Element box records
---+---
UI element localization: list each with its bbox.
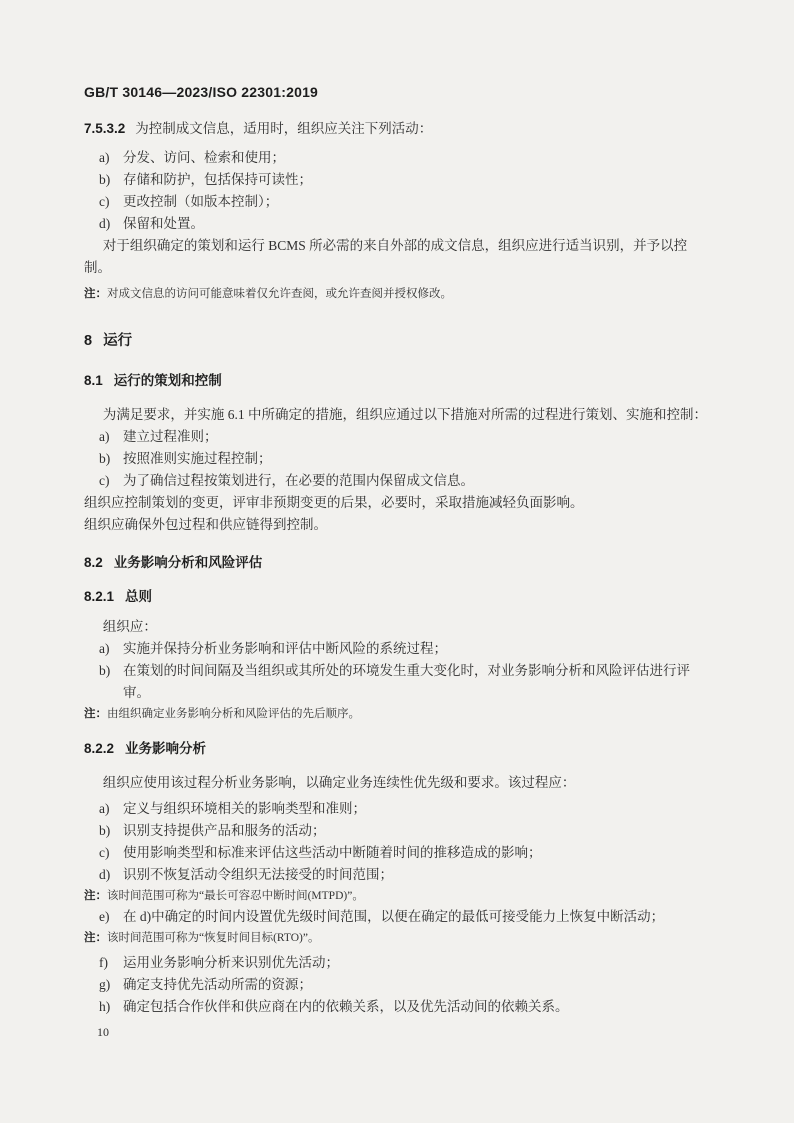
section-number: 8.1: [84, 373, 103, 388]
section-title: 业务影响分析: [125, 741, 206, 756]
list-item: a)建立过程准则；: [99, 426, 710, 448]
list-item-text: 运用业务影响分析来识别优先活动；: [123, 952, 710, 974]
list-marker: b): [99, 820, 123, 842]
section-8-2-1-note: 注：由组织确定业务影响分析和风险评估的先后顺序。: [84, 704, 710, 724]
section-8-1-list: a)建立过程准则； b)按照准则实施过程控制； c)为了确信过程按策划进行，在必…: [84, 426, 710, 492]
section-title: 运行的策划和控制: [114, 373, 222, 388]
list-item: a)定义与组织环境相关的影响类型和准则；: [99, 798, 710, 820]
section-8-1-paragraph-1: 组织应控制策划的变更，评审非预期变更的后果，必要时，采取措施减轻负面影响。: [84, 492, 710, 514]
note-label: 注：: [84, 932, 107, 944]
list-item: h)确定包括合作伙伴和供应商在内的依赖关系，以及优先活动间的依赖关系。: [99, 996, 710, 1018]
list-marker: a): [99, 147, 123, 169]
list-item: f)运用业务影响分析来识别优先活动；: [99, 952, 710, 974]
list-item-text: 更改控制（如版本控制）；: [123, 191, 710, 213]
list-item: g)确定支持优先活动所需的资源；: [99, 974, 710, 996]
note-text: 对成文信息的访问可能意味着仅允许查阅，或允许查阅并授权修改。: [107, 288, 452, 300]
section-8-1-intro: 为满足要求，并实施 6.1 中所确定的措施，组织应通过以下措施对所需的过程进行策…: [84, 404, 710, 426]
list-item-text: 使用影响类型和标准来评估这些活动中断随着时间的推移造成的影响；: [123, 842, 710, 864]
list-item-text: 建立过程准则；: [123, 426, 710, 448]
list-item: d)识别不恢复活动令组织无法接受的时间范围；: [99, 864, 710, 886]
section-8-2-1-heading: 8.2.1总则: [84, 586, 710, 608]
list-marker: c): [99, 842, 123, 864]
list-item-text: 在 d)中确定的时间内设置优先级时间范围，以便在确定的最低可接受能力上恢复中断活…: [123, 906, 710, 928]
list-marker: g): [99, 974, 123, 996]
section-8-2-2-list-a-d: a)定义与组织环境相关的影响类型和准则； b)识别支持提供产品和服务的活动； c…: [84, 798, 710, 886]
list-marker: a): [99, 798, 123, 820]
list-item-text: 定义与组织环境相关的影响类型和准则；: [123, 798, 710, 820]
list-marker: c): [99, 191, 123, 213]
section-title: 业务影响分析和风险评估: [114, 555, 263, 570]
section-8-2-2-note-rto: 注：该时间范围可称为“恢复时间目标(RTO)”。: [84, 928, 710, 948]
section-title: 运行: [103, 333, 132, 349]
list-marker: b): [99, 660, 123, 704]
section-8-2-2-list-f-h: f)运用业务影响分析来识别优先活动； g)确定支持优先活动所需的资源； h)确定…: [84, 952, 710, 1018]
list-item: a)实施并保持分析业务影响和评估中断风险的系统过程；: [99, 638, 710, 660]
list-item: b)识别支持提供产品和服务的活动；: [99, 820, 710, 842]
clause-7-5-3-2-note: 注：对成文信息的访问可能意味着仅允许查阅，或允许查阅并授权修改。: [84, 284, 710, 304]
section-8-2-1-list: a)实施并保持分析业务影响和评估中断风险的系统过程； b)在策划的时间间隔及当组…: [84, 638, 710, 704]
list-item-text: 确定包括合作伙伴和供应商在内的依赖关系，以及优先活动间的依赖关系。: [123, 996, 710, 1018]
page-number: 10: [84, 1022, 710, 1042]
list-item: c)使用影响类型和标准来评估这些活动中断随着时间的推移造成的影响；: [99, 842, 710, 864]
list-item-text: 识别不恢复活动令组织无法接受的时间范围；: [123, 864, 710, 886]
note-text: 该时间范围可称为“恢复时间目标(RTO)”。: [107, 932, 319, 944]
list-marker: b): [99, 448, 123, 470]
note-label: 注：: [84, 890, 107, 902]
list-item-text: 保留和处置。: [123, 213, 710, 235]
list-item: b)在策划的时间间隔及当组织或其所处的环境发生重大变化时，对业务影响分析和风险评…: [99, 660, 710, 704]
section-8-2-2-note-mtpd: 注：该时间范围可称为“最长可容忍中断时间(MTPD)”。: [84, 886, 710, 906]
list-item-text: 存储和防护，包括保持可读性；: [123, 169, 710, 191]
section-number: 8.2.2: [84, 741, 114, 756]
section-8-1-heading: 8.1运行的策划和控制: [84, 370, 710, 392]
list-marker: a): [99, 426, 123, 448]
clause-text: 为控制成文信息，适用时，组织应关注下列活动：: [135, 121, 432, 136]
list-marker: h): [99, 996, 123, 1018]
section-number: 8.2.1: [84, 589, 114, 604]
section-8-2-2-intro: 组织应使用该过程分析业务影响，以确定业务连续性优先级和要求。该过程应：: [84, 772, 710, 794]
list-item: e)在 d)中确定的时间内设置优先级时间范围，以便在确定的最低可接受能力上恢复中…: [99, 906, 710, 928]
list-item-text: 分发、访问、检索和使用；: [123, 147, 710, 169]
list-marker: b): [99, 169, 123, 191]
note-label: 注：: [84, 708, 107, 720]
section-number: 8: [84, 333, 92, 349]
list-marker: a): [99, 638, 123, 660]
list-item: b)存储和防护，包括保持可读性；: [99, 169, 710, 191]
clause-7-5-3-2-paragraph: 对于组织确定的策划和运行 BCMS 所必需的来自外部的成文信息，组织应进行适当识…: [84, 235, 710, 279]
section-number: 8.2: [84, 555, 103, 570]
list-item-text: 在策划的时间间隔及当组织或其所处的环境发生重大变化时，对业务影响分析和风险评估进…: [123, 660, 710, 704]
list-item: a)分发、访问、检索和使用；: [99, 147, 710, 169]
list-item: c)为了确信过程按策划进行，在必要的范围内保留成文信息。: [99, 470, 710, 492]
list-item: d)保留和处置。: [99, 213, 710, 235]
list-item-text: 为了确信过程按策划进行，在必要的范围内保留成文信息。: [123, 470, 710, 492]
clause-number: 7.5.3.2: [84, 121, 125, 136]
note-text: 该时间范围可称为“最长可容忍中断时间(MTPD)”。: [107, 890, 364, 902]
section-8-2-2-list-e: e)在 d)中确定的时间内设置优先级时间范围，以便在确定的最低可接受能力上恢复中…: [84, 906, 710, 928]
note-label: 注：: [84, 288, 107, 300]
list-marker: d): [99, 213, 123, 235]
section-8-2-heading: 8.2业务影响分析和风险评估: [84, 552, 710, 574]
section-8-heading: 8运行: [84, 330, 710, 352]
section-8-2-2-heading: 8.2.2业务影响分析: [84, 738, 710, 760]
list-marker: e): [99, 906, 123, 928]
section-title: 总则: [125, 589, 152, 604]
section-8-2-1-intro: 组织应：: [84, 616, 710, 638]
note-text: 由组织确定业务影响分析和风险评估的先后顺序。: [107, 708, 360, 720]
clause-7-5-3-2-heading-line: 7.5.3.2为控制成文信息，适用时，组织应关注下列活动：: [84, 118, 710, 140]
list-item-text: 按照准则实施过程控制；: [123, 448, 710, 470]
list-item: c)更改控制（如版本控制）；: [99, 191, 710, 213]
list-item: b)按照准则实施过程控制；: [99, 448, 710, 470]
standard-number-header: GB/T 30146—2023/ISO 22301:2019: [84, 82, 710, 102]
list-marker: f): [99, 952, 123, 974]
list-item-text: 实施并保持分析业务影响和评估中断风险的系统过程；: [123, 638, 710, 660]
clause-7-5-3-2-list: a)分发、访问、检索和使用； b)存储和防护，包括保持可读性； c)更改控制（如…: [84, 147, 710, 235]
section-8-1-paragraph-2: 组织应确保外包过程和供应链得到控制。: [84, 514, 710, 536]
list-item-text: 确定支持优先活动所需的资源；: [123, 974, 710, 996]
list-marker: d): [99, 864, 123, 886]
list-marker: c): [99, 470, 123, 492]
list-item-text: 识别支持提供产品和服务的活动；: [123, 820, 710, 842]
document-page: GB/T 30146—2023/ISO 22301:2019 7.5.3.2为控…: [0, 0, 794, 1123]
---+---
_What is needed_
Turn the lines of the material from the line with "section-number: 8.1: [84, 373, 103, 388]" to the line with "section-8-2-2-list-f-h: f)运用业务影响分析来识别优先活动； g)确定支持优先活动所需的资源；", both included, into a numbered list, leaving out any blank lines.

_Answer to the problem_
1. section-number: 8.1: [84, 373, 103, 388]
2. section-title: 业务影响分析: [125, 741, 206, 756]
3. list-item: a)建立过程准则；: [99, 426, 710, 448]
4. list-item-text: 运用业务影响分析来识别优先活动；: [123, 952, 710, 974]
5. list-marker: b): [99, 820, 123, 842]
6. section-8-2-1-note: 注：由组织确定业务影响分析和风险评估的先后顺序。: [84, 704, 710, 724]
7. section-8-1-list: a)建立过程准则； b)按照准则实施过程控制； c)为了确信过程按策划进行，在必…: [84, 426, 710, 492]
8. section-title: 运行的策划和控制: [114, 373, 222, 388]
9. list-item: a)定义与组织环境相关的影响类型和准则；: [99, 798, 710, 820]
10. section-8-1-paragraph-1: 组织应控制策划的变更，评审非预期变更的后果，必要时，采取措施减轻负面影响。: [84, 492, 710, 514]
11. note-label: 注：: [84, 932, 107, 944]
12. list-item: h)确定包括合作伙伴和供应商在内的依赖关系，以及优先活动间的依赖关系。: [99, 996, 710, 1018]
13. list-marker: a): [99, 147, 123, 169]
14. list-item: f)运用业务影响分析来识别优先活动；: [99, 952, 710, 974]
15. list-item-text: 更改控制（如版本控制）；: [123, 191, 710, 213]
16. list-item: g)确定支持优先活动所需的资源；: [99, 974, 710, 996]
17. note-text: 对成文信息的访问可能意味着仅允许查阅，或允许查阅并授权修改。: [107, 288, 452, 300]
18. section-8-1-intro: 为满足要求，并实施 6.1 中所确定的措施，组织应通过以下措施对所需的过程进行策…: [84, 404, 710, 426]
19. list-item-text: 使用影响类型和标准来评估这些活动中断随着时间的推移造成的影响；: [123, 842, 710, 864]
20. list-item-text: 建立过程准则；: [123, 426, 710, 448]
21. list-item: d)识别不恢复活动令组织无法接受的时间范围；: [99, 864, 710, 886]
22. section-8-2-1-heading: 8.2.1总则: [84, 586, 710, 608]
23. list-marker: c): [99, 842, 123, 864]
24. list-item-text: 在 d)中确定的时间内设置优先级时间范围，以便在确定的最低可接受能力上恢复中断活…: [123, 906, 710, 928]
25. list-marker: g): [99, 974, 123, 996]
26. section-8-2-2-list-a-d: a)定义与组织环境相关的影响类型和准则； b)识别支持提供产品和服务的活动； c…: [84, 798, 710, 886]
27. list-marker: a): [99, 798, 123, 820]
28. list-item-text: 定义与组织环境相关的影响类型和准则；: [123, 798, 710, 820]
29. list-marker: c): [99, 191, 123, 213]
30. section-title: 业务影响分析和风险评估: [114, 555, 263, 570]
31. section-8-2-2-note-rto: 注：该时间范围可称为“恢复时间目标(RTO)”。: [84, 928, 710, 948]
32. section-title: 运行: [103, 333, 132, 349]
33. list-marker: b): [99, 660, 123, 704]
34. section-8-2-2-list-f-h: f)运用业务影响分析来识别优先活动； g)确定支持优先活动所需的资源； h)确定…: [84, 952, 710, 1018]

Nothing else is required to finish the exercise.